Written instruction. Copy out each line below that has the word "Pythia" in it.

Extracted entries.
## start

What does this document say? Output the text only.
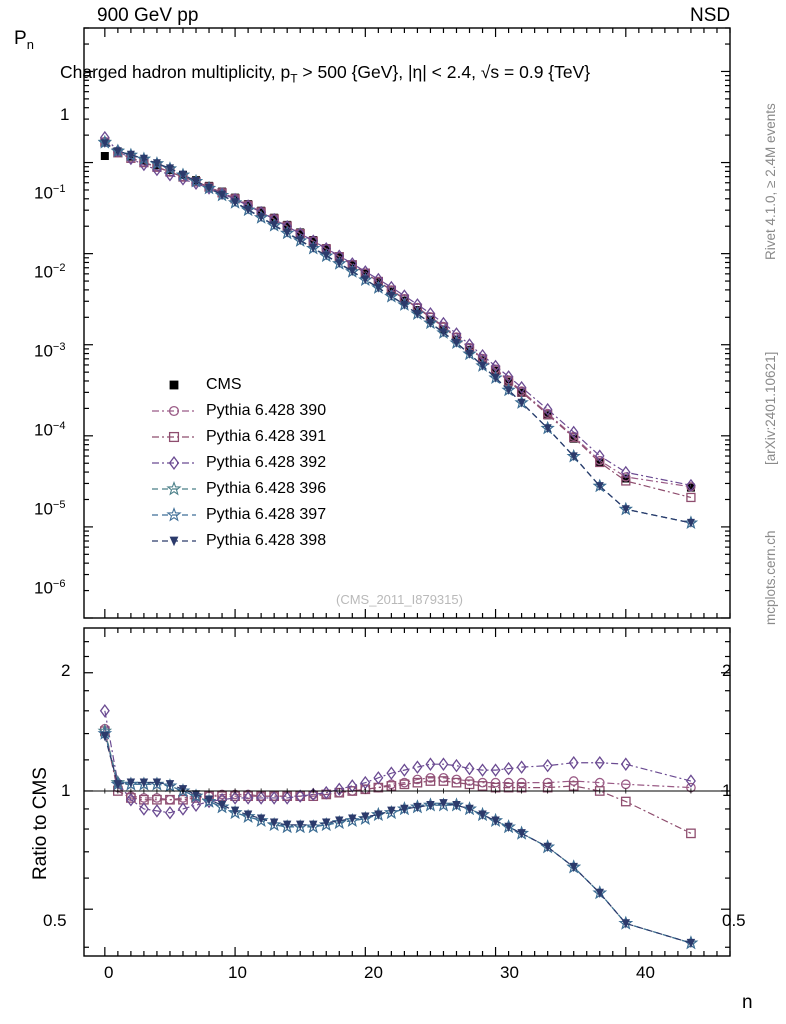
900 GeV pp	NSD
$P_n$
Ratio to CMS
n
Charged hadron multiplicity, $p_T > 500$ {GeV}, |η| < 2.4, √s = 0.9 {TeV}
Rivet 4.1.0, ≥ 2.4M events
[arXiv:2401.10621]
mcplots.cern.ch
(CMS_2011_I879315)
1
$10^{-1}$
$10^{-2}$
$10^{-3}$
$10^{-4}$
$10^{-5}$
$10^{-6}$
2
1
0.5
2
1
0.5
0	10	20	30	40
CMS
Pythia 6.428 390
Pythia 6.428 391
Pythia 6.428 392
Pythia 6.428 396
Pythia 6.428 397
Pythia 6.428 398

## end

Response.
Pythia 6.428 390
Pythia 6.428 391
Pythia 6.428 392
Pythia 6.428 396
Pythia 6.428 397
Pythia 6.428 398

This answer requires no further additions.